• **QUOTED PASSAGE**
-- START --

SECURITIES AND EXCHANGE COMMISSION
Washington, D.C. 20549
FORM 8-K
CURRENT REPORT
PURSUANT TO SECTION 13 OR 15(d) OF THE
SECURITIES EXCHANGE ACT OF 1934
Date of report (Date of earliest event reported): September 15, 2003
BIO-IMAGING TECHNOLOGIES, INC.
(Exact Name of Registrant as Specified in Charter)
DELAWARE | 1-11182 | 11-2872047 | ||
(State or Other Jurisdiction of Incorporation) |
(Commission File Number) | (IRS Employer Identification No.) |
826 NEWTOWN-YARDLEY ROAD, NEWTOWN, PA | 18940 | |
(Address of Principal Executive Offices) | (Zip Code) |
(267) 757-3000
(Registrants telephone number, including area code)
(Former Name or Former Address, if Changed Since Last Report)
Item 5. | Other Events. |
On September 15, 2003, Bio-Imaging Technologies, Inc., a Delaware company (the Company), entered into a Securities Purchase Agreement (the Securities Purchase Agreement) with certain institutional investors pursuant to which the Company issued and sold 1,762,000 shares of its common stock, par value of $0.00025 per share (the Common Stock), at $6.125 per share.

-- END --

Recorded data
-- START --

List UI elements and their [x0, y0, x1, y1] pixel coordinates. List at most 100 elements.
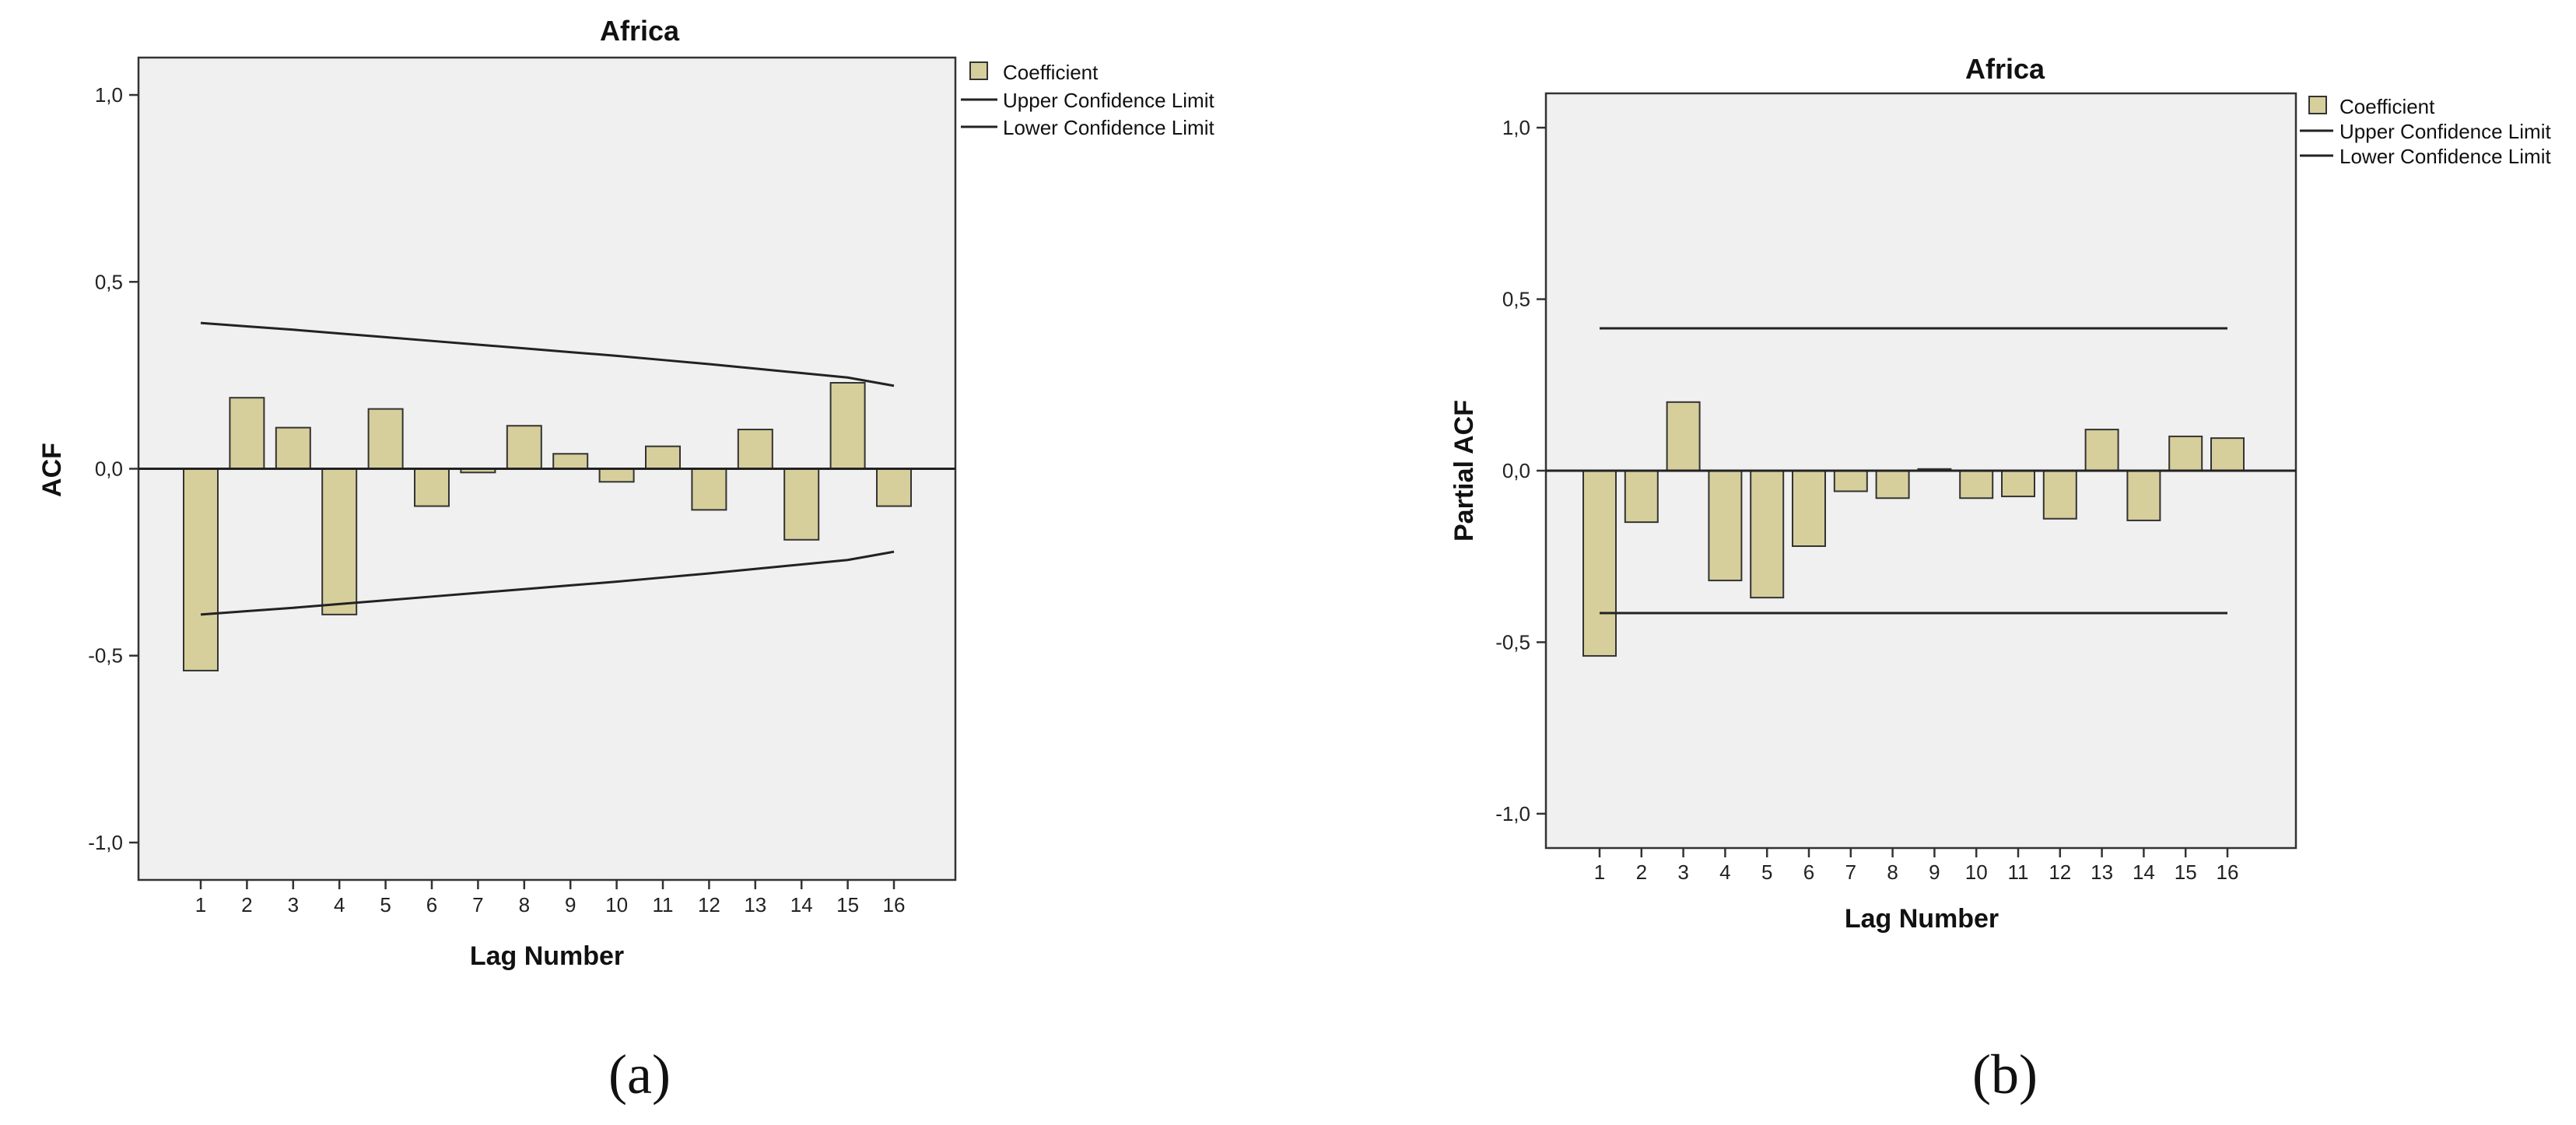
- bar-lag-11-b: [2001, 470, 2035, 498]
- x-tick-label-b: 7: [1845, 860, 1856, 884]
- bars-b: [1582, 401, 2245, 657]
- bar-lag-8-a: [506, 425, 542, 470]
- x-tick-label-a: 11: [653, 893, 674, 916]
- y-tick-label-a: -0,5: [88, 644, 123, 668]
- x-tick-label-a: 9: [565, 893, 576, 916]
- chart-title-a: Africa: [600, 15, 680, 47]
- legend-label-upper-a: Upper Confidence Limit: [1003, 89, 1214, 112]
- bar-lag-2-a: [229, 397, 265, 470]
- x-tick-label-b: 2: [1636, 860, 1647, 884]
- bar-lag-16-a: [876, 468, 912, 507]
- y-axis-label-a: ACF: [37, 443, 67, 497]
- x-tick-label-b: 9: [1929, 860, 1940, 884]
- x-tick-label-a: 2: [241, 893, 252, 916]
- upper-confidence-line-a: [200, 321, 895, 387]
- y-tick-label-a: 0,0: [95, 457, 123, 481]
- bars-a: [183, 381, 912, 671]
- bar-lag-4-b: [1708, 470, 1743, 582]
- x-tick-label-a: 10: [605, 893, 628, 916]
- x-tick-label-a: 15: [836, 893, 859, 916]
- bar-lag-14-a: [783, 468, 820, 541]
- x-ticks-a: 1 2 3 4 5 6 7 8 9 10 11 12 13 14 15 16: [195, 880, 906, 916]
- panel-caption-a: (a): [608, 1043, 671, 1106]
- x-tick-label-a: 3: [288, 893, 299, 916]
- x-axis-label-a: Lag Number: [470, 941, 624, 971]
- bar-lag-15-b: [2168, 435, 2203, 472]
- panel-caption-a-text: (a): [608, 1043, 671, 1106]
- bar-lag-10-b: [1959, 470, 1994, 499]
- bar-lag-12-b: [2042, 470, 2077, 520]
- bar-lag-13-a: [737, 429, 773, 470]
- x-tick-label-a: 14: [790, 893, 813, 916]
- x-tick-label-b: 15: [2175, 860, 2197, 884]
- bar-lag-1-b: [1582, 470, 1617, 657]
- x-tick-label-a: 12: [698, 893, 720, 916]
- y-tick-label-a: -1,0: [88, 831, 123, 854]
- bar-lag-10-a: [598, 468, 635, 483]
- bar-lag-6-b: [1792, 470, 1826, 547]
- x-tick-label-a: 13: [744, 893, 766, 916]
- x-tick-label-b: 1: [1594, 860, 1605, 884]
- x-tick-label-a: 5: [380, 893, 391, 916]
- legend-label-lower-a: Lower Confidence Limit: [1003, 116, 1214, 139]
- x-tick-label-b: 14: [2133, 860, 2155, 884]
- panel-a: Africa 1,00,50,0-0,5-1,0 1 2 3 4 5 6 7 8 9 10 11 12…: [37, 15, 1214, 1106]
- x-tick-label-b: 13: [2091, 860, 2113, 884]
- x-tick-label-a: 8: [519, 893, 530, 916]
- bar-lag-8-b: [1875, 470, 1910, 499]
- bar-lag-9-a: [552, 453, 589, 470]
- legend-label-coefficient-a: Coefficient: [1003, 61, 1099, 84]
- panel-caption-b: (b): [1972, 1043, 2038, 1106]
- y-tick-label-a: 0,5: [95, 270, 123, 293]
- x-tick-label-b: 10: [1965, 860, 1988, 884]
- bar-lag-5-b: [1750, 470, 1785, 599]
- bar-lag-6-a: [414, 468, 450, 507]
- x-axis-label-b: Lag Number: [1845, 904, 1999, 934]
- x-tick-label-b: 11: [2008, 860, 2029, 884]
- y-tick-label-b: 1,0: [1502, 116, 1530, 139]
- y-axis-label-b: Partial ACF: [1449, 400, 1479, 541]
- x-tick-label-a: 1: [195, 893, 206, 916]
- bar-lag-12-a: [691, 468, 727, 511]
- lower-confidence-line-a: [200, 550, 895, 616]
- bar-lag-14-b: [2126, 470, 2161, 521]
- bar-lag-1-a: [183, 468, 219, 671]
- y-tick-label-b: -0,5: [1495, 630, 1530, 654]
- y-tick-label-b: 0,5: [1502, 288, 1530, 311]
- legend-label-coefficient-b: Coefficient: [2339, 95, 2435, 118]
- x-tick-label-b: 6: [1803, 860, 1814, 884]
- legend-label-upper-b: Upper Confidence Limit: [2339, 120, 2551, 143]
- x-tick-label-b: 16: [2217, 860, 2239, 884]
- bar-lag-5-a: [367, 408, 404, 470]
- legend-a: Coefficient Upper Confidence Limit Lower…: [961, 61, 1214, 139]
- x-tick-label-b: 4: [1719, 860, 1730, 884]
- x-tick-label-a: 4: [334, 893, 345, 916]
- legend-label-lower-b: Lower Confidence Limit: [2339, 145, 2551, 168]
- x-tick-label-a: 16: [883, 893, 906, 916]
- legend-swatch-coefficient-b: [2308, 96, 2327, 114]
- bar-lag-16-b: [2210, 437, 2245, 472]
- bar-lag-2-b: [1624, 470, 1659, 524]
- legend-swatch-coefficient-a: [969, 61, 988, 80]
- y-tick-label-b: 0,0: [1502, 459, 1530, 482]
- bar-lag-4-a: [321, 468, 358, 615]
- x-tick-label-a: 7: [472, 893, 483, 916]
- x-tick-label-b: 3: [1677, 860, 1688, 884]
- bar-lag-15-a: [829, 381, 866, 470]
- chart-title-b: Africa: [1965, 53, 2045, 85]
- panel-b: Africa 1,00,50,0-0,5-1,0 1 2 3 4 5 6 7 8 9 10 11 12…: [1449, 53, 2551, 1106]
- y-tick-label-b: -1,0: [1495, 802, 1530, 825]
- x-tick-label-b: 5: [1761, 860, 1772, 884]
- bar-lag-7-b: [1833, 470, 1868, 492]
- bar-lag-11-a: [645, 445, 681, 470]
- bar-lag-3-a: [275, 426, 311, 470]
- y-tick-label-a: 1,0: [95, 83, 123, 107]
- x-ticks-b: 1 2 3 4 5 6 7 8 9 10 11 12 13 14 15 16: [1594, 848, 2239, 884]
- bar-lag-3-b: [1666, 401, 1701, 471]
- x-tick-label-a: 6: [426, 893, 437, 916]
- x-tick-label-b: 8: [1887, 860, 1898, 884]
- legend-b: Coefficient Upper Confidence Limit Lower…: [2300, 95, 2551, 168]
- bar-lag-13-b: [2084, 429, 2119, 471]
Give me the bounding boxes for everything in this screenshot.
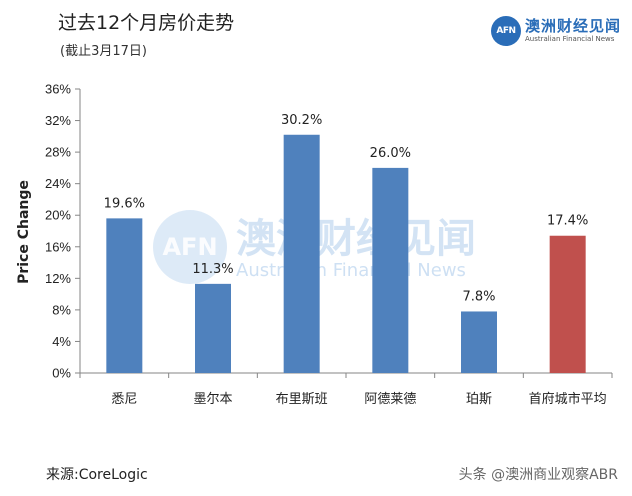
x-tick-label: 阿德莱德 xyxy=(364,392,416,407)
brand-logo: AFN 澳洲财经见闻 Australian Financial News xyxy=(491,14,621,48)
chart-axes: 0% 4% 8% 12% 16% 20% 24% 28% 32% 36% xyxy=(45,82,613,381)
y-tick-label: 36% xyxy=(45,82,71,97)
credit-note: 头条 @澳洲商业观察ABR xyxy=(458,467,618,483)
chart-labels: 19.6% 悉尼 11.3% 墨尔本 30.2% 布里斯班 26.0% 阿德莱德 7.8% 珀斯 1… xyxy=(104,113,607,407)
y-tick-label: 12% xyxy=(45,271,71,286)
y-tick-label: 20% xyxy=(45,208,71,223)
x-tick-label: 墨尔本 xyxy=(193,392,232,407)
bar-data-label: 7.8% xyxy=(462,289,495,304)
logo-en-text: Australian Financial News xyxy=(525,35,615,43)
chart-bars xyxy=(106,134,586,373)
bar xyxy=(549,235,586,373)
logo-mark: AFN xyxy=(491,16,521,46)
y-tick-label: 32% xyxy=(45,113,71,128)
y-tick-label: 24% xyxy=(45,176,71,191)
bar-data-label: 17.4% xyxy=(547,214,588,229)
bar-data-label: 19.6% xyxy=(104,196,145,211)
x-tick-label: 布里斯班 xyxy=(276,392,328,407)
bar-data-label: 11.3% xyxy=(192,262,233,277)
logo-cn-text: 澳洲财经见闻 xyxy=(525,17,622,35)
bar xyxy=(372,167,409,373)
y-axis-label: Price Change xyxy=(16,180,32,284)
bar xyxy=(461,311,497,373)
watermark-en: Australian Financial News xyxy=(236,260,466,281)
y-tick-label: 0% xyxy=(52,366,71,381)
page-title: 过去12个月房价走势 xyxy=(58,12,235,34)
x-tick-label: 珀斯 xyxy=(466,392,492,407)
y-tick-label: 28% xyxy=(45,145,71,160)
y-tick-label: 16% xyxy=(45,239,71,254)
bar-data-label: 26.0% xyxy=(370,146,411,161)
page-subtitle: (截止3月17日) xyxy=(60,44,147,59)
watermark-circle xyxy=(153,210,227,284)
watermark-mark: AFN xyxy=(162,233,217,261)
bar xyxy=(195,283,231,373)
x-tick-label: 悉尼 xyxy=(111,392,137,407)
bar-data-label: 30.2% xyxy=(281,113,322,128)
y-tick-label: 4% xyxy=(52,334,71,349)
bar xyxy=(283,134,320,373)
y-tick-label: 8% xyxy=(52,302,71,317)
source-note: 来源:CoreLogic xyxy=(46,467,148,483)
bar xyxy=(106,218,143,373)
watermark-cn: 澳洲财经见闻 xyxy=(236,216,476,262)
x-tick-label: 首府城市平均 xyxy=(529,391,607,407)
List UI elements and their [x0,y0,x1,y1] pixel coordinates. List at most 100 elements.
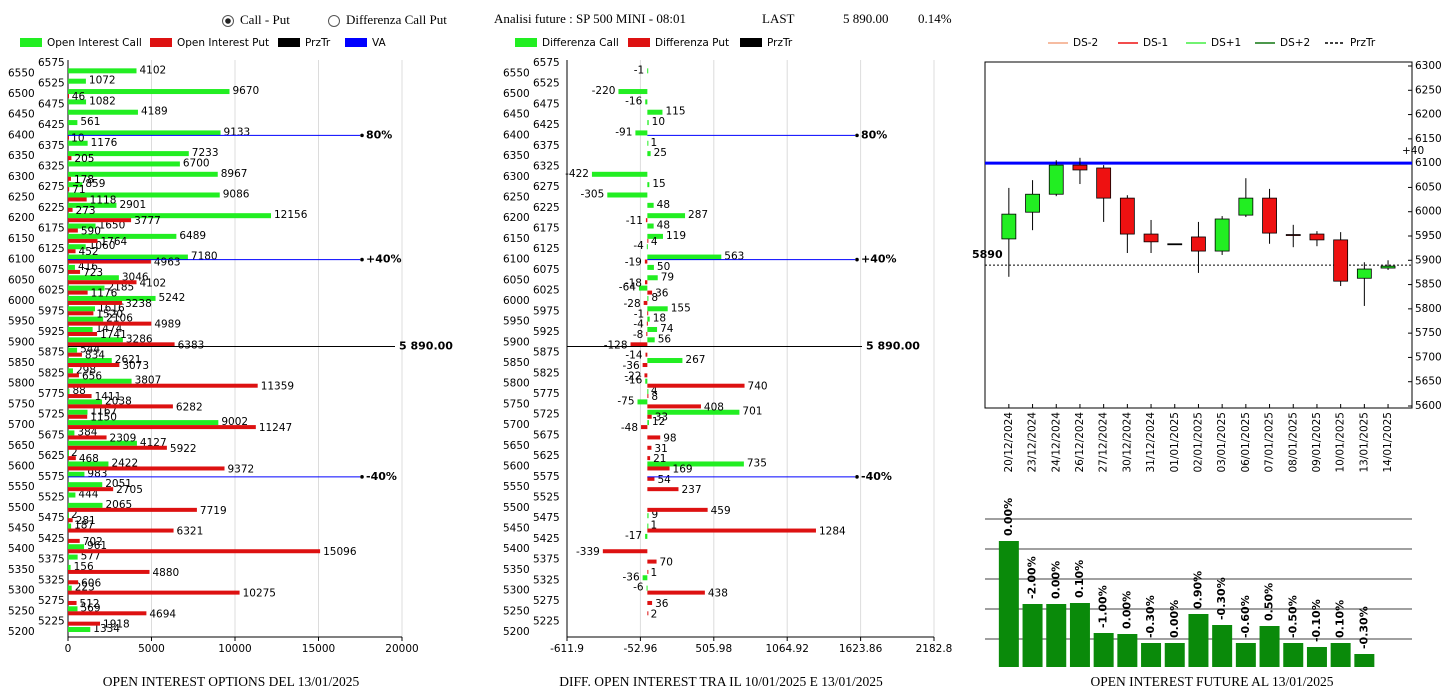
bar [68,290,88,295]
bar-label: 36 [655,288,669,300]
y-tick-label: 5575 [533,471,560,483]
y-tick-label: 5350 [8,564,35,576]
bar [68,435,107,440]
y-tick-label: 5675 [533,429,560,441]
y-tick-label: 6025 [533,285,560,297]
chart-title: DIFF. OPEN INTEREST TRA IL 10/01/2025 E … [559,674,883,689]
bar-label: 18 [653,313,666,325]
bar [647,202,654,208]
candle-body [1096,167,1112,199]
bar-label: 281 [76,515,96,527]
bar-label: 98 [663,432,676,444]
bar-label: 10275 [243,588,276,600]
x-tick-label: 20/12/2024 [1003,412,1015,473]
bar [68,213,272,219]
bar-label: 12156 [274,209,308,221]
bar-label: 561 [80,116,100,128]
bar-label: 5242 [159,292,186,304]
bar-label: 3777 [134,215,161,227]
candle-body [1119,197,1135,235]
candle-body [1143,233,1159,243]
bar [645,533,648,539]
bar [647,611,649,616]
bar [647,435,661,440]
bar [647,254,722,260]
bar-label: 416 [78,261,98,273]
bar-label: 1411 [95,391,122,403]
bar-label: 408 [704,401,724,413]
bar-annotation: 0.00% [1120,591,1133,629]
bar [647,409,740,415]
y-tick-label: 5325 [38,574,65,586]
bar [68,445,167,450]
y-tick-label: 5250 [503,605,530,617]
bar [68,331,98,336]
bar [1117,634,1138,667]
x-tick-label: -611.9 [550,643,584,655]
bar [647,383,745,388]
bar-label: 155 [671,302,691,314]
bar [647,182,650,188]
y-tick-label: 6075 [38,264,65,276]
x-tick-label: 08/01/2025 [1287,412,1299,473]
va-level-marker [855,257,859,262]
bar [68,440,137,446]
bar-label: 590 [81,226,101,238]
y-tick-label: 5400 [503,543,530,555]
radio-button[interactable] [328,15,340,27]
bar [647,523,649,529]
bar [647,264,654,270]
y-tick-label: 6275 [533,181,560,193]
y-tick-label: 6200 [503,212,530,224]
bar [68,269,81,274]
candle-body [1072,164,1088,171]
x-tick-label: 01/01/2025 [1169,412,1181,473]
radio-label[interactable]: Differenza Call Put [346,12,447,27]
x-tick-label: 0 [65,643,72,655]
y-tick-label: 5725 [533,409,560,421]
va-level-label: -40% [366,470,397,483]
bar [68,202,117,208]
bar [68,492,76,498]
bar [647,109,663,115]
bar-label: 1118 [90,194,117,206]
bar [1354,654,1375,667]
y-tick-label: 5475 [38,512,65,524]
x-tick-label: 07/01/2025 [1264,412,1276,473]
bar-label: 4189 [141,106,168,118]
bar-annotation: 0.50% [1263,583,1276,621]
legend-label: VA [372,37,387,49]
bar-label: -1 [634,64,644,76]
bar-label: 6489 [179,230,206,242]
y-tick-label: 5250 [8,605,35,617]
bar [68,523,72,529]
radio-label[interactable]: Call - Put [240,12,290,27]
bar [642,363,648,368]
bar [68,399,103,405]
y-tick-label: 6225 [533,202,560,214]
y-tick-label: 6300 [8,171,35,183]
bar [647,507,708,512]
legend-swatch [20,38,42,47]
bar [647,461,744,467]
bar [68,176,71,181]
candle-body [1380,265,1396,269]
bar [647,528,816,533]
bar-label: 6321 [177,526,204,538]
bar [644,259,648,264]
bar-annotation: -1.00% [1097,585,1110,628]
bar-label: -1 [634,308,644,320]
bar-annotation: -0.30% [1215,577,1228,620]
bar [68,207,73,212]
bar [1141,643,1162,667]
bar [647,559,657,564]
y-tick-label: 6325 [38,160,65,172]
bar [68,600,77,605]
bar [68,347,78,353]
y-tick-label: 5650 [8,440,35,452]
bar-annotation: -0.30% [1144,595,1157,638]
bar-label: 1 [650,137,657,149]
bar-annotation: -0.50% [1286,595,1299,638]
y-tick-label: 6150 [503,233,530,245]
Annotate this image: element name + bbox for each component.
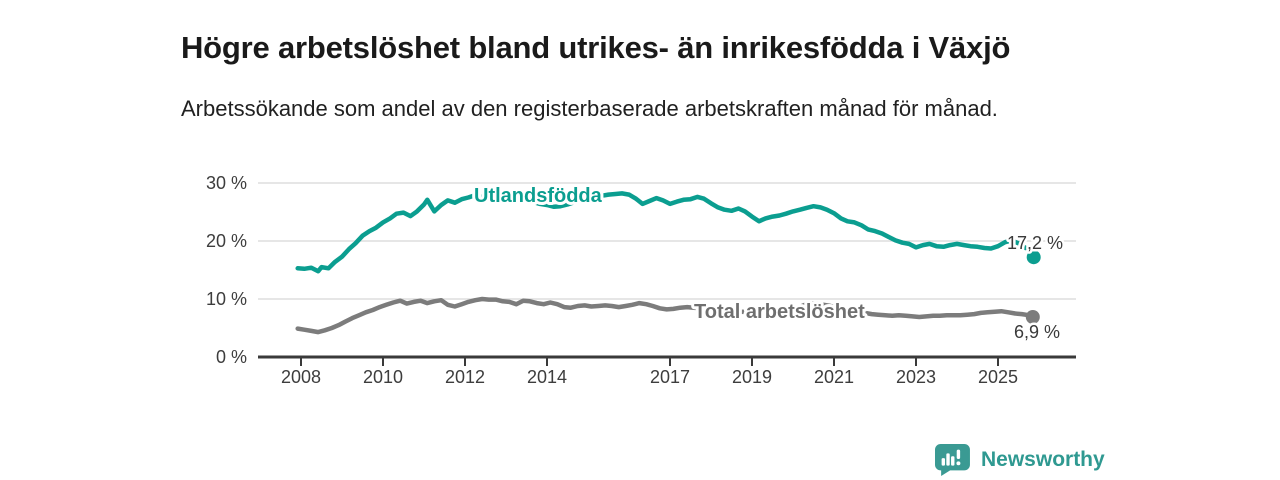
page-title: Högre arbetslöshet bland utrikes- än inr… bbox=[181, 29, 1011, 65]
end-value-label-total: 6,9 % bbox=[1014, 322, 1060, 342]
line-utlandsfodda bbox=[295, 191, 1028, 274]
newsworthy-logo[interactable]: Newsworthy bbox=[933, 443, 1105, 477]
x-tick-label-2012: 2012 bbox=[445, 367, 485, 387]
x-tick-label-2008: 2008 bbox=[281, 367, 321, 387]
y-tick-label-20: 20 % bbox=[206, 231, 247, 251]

-- END --

• **THE REQUEST**
Write out everything in the Form 8-K report from "DELAWARE | 1-11182" down to "including area code)", word for word.

• **RESPONSE**
DELAWARE | 1-11182 | 11-2872047 | ||
(State or Other Jurisdiction of Incorporation) |
(Commission File Number) | (IRS Employer Identification No.) |
826 NEWTOWN-YARDLEY ROAD, NEWTOWN, PA | 18940 | |
(Address of Principal Executive Offices) | (Zip Code) |
(267) 757-3000
(Registrants telephone number, including area code)